[What the task requires] Find the lines that hold "text". Report only how many there are.

[Input for this task]

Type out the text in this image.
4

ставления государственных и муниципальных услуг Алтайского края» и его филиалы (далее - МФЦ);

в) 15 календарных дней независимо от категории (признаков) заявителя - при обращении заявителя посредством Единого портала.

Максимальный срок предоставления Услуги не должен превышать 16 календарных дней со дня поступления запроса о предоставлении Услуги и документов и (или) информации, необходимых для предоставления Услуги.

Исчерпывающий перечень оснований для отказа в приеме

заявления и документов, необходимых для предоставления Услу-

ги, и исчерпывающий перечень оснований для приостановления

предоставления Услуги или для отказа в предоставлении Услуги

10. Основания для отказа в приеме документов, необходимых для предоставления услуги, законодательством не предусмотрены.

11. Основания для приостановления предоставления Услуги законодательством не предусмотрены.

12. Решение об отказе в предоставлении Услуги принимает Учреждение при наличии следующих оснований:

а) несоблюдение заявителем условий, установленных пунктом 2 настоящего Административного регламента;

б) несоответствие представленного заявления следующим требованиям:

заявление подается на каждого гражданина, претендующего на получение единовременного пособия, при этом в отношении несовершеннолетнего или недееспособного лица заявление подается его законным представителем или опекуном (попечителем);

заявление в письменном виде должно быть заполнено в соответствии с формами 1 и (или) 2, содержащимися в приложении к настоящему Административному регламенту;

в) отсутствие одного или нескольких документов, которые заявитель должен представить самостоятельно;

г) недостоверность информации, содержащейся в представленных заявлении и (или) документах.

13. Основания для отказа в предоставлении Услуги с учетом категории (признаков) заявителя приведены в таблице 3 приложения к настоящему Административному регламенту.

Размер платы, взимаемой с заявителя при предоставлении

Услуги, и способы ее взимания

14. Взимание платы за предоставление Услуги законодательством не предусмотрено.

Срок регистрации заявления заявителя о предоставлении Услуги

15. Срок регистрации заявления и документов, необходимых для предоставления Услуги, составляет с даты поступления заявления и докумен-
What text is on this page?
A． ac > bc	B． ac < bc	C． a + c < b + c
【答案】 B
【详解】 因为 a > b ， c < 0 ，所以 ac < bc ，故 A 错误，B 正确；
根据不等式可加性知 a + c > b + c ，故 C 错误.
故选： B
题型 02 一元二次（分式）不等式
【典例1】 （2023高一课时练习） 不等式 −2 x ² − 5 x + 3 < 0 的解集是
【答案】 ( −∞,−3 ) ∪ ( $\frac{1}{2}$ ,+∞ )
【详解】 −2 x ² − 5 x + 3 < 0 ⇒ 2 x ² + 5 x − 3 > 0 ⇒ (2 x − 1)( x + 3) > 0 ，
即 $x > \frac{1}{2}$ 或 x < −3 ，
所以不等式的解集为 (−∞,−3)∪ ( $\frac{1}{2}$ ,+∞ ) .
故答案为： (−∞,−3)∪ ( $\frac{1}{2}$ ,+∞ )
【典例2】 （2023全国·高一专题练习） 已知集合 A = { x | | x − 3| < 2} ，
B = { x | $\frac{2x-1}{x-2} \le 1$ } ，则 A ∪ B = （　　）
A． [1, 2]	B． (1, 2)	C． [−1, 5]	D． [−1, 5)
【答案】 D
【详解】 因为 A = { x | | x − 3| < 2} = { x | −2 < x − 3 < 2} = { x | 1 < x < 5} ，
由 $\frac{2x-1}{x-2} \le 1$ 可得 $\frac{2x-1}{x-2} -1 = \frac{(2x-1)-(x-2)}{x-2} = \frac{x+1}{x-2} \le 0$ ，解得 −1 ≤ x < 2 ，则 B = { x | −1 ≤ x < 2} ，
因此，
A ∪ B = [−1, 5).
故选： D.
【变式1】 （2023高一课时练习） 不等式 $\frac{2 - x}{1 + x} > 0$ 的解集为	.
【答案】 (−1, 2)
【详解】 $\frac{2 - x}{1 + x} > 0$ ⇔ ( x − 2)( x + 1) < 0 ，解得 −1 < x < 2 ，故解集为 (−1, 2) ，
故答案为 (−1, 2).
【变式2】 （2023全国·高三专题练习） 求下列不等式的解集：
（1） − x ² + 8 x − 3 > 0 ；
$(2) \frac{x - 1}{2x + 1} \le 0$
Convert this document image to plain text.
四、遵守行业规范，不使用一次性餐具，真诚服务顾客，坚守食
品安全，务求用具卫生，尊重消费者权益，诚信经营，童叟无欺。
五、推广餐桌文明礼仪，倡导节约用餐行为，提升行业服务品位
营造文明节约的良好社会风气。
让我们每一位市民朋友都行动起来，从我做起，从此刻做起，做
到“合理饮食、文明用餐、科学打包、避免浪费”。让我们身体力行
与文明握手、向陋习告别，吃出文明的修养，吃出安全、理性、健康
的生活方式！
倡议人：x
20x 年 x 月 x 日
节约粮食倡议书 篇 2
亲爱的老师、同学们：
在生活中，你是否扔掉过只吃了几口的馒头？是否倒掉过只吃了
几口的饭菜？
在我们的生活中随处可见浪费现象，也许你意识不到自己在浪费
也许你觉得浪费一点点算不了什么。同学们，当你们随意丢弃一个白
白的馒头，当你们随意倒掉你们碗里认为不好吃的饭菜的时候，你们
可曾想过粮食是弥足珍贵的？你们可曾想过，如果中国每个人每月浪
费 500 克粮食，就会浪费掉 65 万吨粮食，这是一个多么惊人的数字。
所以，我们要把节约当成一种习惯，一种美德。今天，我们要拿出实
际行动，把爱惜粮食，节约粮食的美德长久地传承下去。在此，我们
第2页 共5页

[Result of the exercise] 3